Extract the lines that hold the string "color".

-- begin --

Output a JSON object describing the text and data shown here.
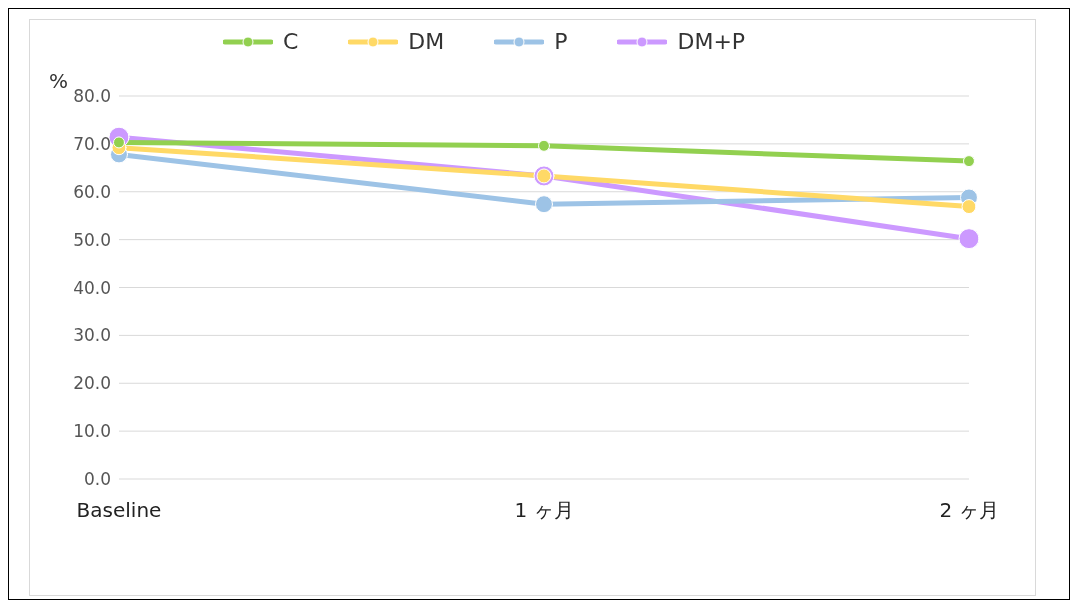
{
  "chart_data": {
    "type": "line",
    "ylabel": "%",
    "categories": [
      "Baseline",
      "1 ヶ月",
      "2 ヶ月"
    ],
    "series": [
      {
        "name": "C",
        "color": "#92d050",
        "values": [
          70.3,
          69.6,
          66.4
        ]
      },
      {
        "name": "DM",
        "color": "#ffd966",
        "values": [
          69.2,
          63.3,
          56.9
        ]
      },
      {
        "name": "P",
        "color": "#9dc3e6",
        "values": [
          67.8,
          57.4,
          58.8
        ]
      },
      {
        "name": "DM+P",
        "color": "#cc99ff",
        "values": [
          71.4,
          63.3,
          50.2
        ]
      }
    ],
    "ylim": [
      0,
      80
    ],
    "yticks": [
      {
        "value": 0,
        "label": "0.0"
      },
      {
        "value": 10,
        "label": "10.0"
      },
      {
        "value": 20,
        "label": "20.0"
      },
      {
        "value": 30,
        "label": "30.0"
      },
      {
        "value": 40,
        "label": "40.0"
      },
      {
        "value": 50,
        "label": "50.0"
      },
      {
        "value": 60,
        "label": "60.0"
      },
      {
        "value": 70,
        "label": "70.0"
      },
      {
        "value": 80,
        "label": "80.0"
      }
    ],
    "grid": "y",
    "legend": "top",
    "marker": "circle",
    "line_style": "solid"
  }
}
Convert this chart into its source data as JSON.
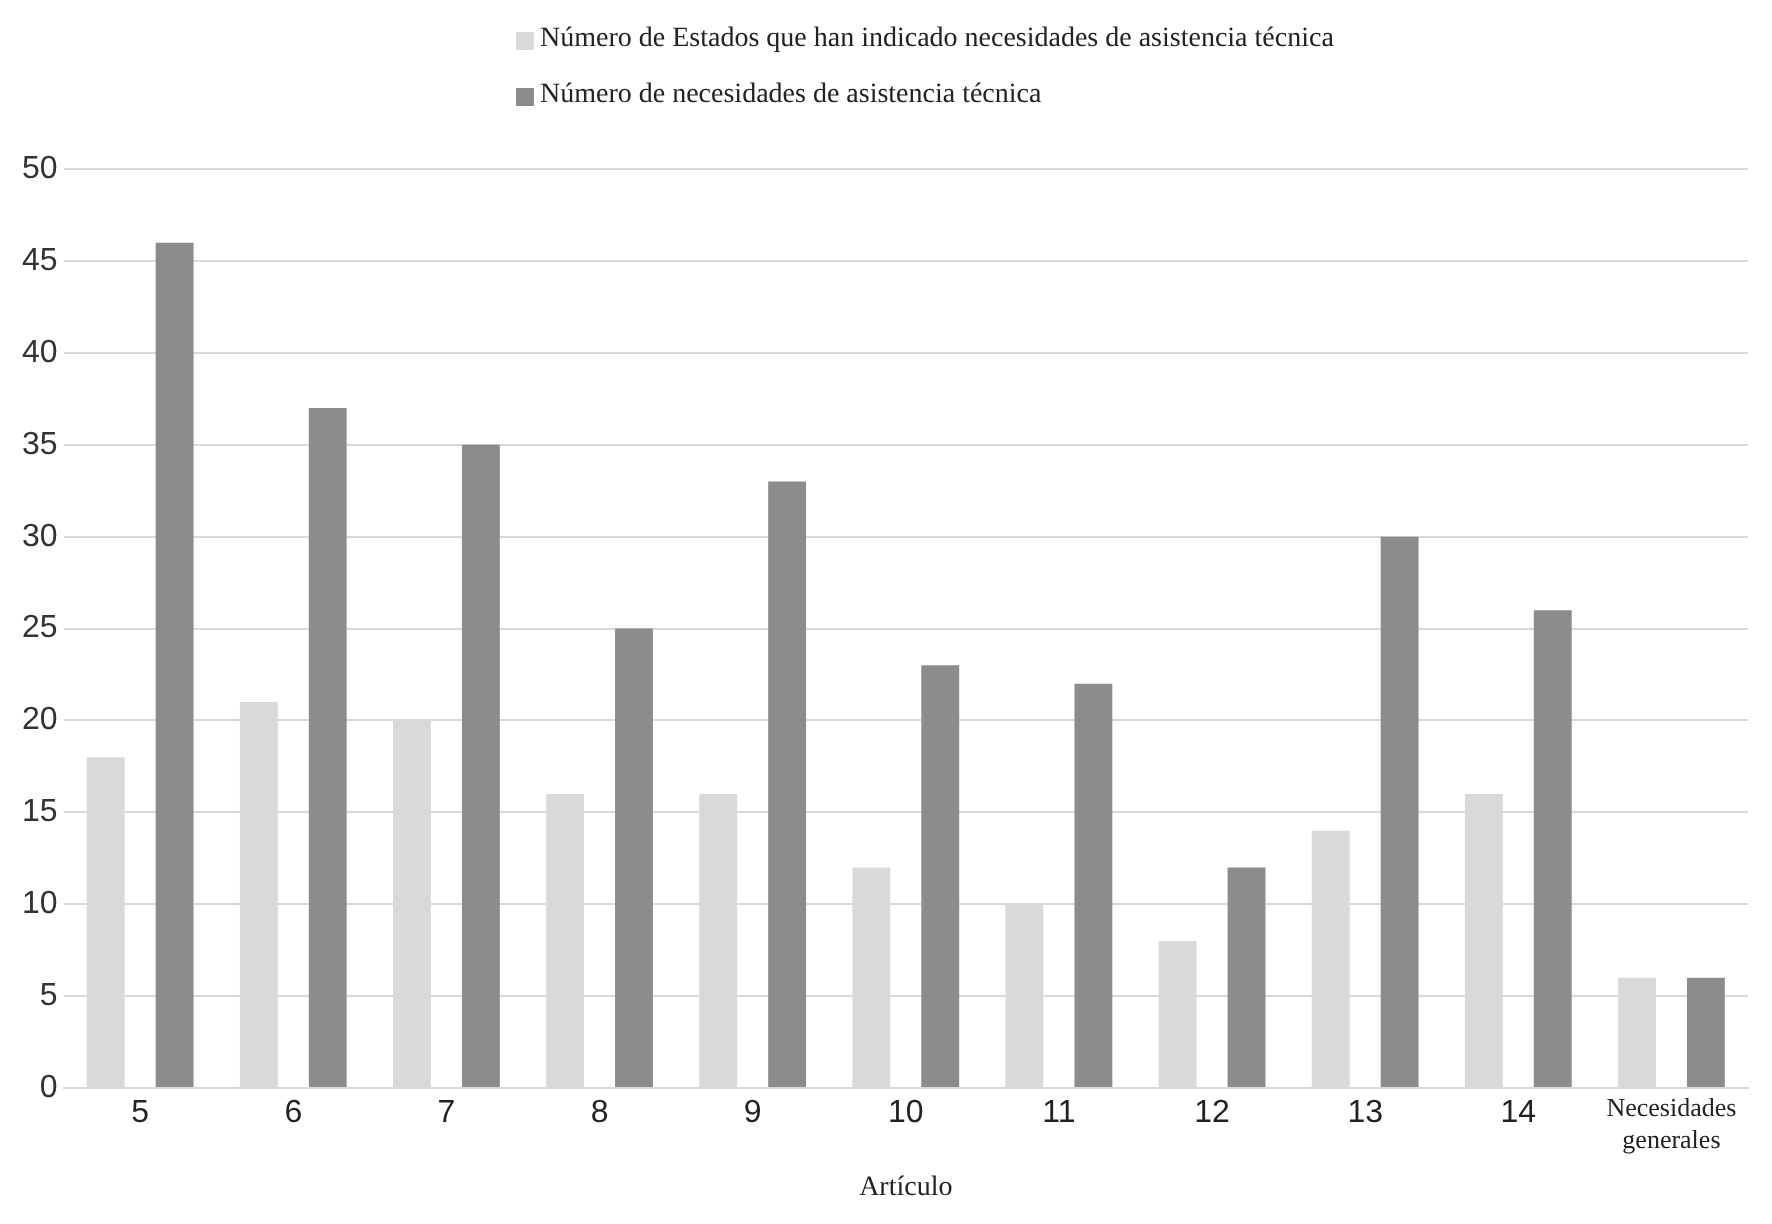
{
  "chart_data": {
    "type": "bar",
    "xlabel": "Artículo",
    "categories": [
      "5",
      "6",
      "7",
      "8",
      "9",
      "10",
      "11",
      "12",
      "13",
      "14",
      "Necesidades generales"
    ],
    "series": [
      {
        "name": "Número de Estados que han indicado necesidades de asistencia técnica",
        "color": "#d9d9d9",
        "values": [
          18,
          21,
          20,
          16,
          16,
          12,
          10,
          8,
          14,
          16,
          6
        ]
      },
      {
        "name": "Número de necesidades de asistencia técnica",
        "color": "#8c8c8c",
        "values": [
          46,
          37,
          35,
          25,
          33,
          23,
          22,
          12,
          30,
          26,
          6
        ]
      }
    ],
    "ylim": [
      0,
      50
    ],
    "yticks": [
      0,
      5,
      10,
      15,
      20,
      25,
      30,
      35,
      40,
      45,
      50
    ],
    "grid": "y",
    "legend": "top"
  }
}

-- end --

*Correct result*
        "color": "#92d050",
        "color": "#ffd966",
        "color": "#9dc3e6",
        "color": "#cc99ff",
        "color": "#d9d9d9",
        "color": "#8c8c8c",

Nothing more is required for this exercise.